§ **Task material**:
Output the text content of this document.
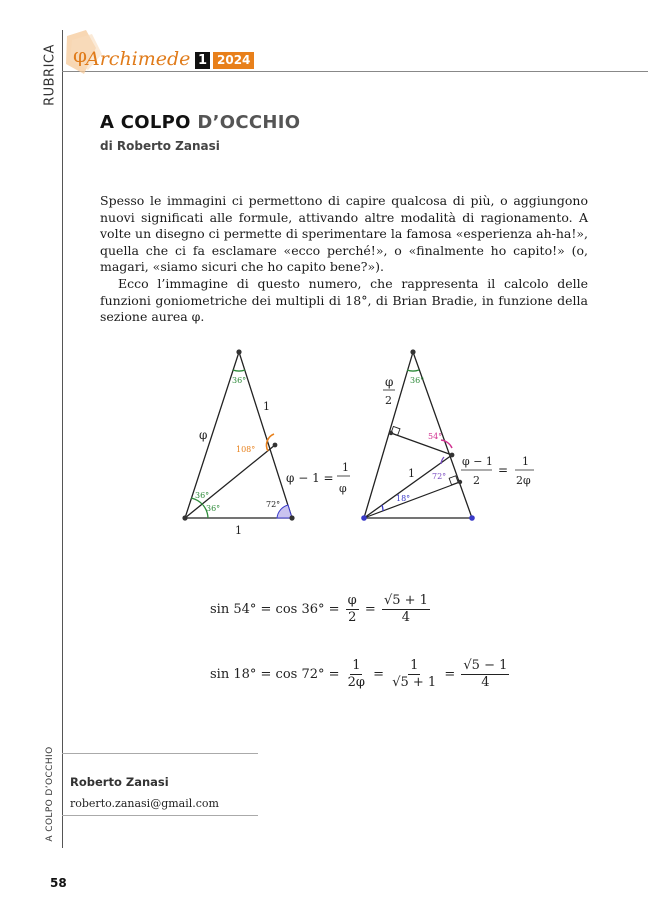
RUBRICA φ
Archimede 1 2024
A COLPO D’OCCHIO
di Roberto Zanasi

Spesso le immagini ci permettono di capire qualcosa di più, o aggiungono nuovi significati alle formule, attivando altre modalità di ragionamento. A volte un disegno ci permette di sperimentare la famosa «esperienza ah-ha!», quella che ci fa esclamare «ecco perché!», o «finalmente ho capito!» (o, magari, «siamo sicuri che ho capito bene?»).

Ecco l’immagine di questo numero, che rappresenta il calcolo delle funzioni goniometriche dei multipli di 18°, di Brian Bradie, in funzione della sezione aurea φ.

36°
108°
36°
36°	72°
φ
1
1
φ − 1 =
1
φ
36°
54°
72°
18°
φ
2
1
φ − 1
2
=
1
2φ
$\sin 54^\circ = \cos 36^\circ = \frac{\varphi}{2} = \frac{√5 + 1}{4}$
$\sin 18^\circ = \cos 72^\circ = \frac{1}{2\varphi} = \frac{1}{√5 + 1} = \frac{√5 - 1}{4}$
Roberto Zanasi
roberto.zanasi@gmail.com
A COLPO D’OCCHIO
58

§ **Work to be completed**:
Restate the whole of the material word for word without the pictures.

§ **Solution**:
Output the text content of this document.
RUBRICA φ
Archimede 1 2024
A COLPO D’OCCHIO
di Roberto Zanasi

Spesso le immagini ci permettono di capire qualcosa di più, o aggiungono nuovi significati alle formule, attivando altre modalità di ragionamento. A volte un disegno ci permette di sperimentare la famosa «esperienza ah-ha!», quella che ci fa esclamare «ecco perché!», o «finalmente ho capito!» (o, magari, «siamo sicuri che ho capito bene?»).

Ecco l’immagine di questo numero, che rappresenta il calcolo delle funzioni goniometriche dei multipli di 18°, di Brian Bradie, in funzione della sezione aurea φ.

36°
108°
36°
36°	72°
φ
1
1
φ − 1 =
1
φ
36°
54°
72°
18°
φ
2
1
φ − 1
2
=
1
2φ
$\sin 54^\circ = \cos 36^\circ = \frac{\varphi}{2} = \frac{√5 + 1}{4}$
$\sin 18^\circ = \cos 72^\circ = \frac{1}{2\varphi} = \frac{1}{√5 + 1} = \frac{√5 - 1}{4}$
Roberto Zanasi
roberto.zanasi@gmail.com
A COLPO D’OCCHIO
58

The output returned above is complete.